> _Aim_
Would you return the complete listing below word for word?

|---|

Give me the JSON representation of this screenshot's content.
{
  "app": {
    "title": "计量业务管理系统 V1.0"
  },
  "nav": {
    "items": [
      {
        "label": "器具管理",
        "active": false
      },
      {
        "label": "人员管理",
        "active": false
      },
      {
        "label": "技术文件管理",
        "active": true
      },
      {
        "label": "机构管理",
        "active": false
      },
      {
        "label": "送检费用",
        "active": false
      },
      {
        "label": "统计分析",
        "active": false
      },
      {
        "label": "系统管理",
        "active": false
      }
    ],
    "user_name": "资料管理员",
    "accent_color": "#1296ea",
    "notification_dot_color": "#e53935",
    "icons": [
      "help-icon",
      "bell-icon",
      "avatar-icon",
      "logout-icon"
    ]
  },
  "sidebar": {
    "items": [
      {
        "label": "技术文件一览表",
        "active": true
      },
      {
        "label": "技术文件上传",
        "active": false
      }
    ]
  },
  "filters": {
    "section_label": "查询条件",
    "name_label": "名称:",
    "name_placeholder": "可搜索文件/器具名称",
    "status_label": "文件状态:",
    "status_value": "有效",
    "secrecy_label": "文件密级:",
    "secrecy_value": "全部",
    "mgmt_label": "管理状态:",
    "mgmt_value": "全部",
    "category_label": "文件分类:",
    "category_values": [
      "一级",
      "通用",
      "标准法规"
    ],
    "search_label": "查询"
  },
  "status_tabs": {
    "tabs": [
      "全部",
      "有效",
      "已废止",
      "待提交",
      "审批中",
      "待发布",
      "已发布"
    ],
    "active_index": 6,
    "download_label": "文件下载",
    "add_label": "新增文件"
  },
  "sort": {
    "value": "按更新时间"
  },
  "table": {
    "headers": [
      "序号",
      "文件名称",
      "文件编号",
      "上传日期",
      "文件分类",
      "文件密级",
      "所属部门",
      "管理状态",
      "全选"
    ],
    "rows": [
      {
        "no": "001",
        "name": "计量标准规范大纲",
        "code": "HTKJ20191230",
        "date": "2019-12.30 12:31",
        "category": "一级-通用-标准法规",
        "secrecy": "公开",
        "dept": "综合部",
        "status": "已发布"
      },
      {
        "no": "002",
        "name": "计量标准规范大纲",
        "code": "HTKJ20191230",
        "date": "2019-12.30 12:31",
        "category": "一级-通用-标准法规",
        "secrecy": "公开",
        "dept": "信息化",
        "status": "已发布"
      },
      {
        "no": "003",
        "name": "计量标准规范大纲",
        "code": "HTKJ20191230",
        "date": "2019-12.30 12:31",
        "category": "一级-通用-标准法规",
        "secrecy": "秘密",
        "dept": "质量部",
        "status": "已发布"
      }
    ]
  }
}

|---|

> _Reply to the exercise_
Give me the JSON representation of this screenshot's content.
{
  "app": {
    "title": "计量业务管理系统 V1.0"
  },
  "nav": {
    "items": [
      {
        "label": "器具管理",
        "active": false
      },
      {
        "label": "人员管理",
        "active": false
      },
      {
        "label": "技术文件管理",
        "active": true
      },
      {
        "label": "机构管理",
        "active": false
      },
      {
        "label": "送检费用",
        "active": false
      },
      {
        "label": "统计分析",
        "active": false
      },
      {
        "label": "系统管理",
        "active": false
      }
    ],
    "user_name": "资料管理员",
    "accent_color": "#1296ea",
    "notification_dot_color": "#e53935",
    "icons": [
      "help-icon",
      "bell-icon",
      "avatar-icon",
      "logout-icon"
    ]
  },
  "sidebar": {
    "items": [
      {
        "label": "技术文件一览表",
        "active": true
      },
      {
        "label": "技术文件上传",
        "active": false
      }
    ]
  },
  "filters": {
    "section_label": "查询条件",
    "name_label": "名称:",
    "name_placeholder": "可搜索文件/器具名称",
    "status_label": "文件状态:",
    "status_value": "有效",
    "secrecy_label": "文件密级:",
    "secrecy_value": "全部",
    "mgmt_label": "管理状态:",
    "mgmt_value": "全部",
    "category_label": "文件分类:",
    "category_values": [
      "一级",
      "通用",
      "标准法规"
    ],
    "search_label": "查询"
  },
  "status_tabs": {
    "tabs": [
      "全部",
      "有效",
      "已废止",
      "待提交",
      "审批中",
      "待发布",
      "已发布"
    ],
    "active_index": 6,
    "download_label": "文件下载",
    "add_label": "新增文件"
  },
  "sort": {
    "value": "按更新时间"
  },
  "table": {
    "headers": [
      "序号",
      "文件名称",
      "文件编号",
      "上传日期",
      "文件分类",
      "文件密级",
      "所属部门",
      "管理状态",
      "全选"
    ],
    "rows": [
      {
        "no": "001",
        "name": "计量标准规范大纲",
        "code": "HTKJ20191230",
        "date": "2019-12.30 12:31",
        "category": "一级-通用-标准法规",
        "secrecy": "公开",
        "dept": "综合部",
        "status": "已发布"
      },
      {
        "no": "002",
        "name": "计量标准规范大纲",
        "code": "HTKJ20191230",
        "date": "2019-12.30 12:31",
        "category": "一级-通用-标准法规",
        "secrecy": "公开",
        "dept": "信息化",
        "status": "已发布"
      },
      {
        "no": "003",
        "name": "计量标准规范大纲",
        "code": "HTKJ20191230",
        "date": "2019-12.30 12:31",
        "category": "一级-通用-标准法规",
        "secrecy": "秘密",
        "dept": "质量部",
        "status": "已发布"
      }
    ]
  }
}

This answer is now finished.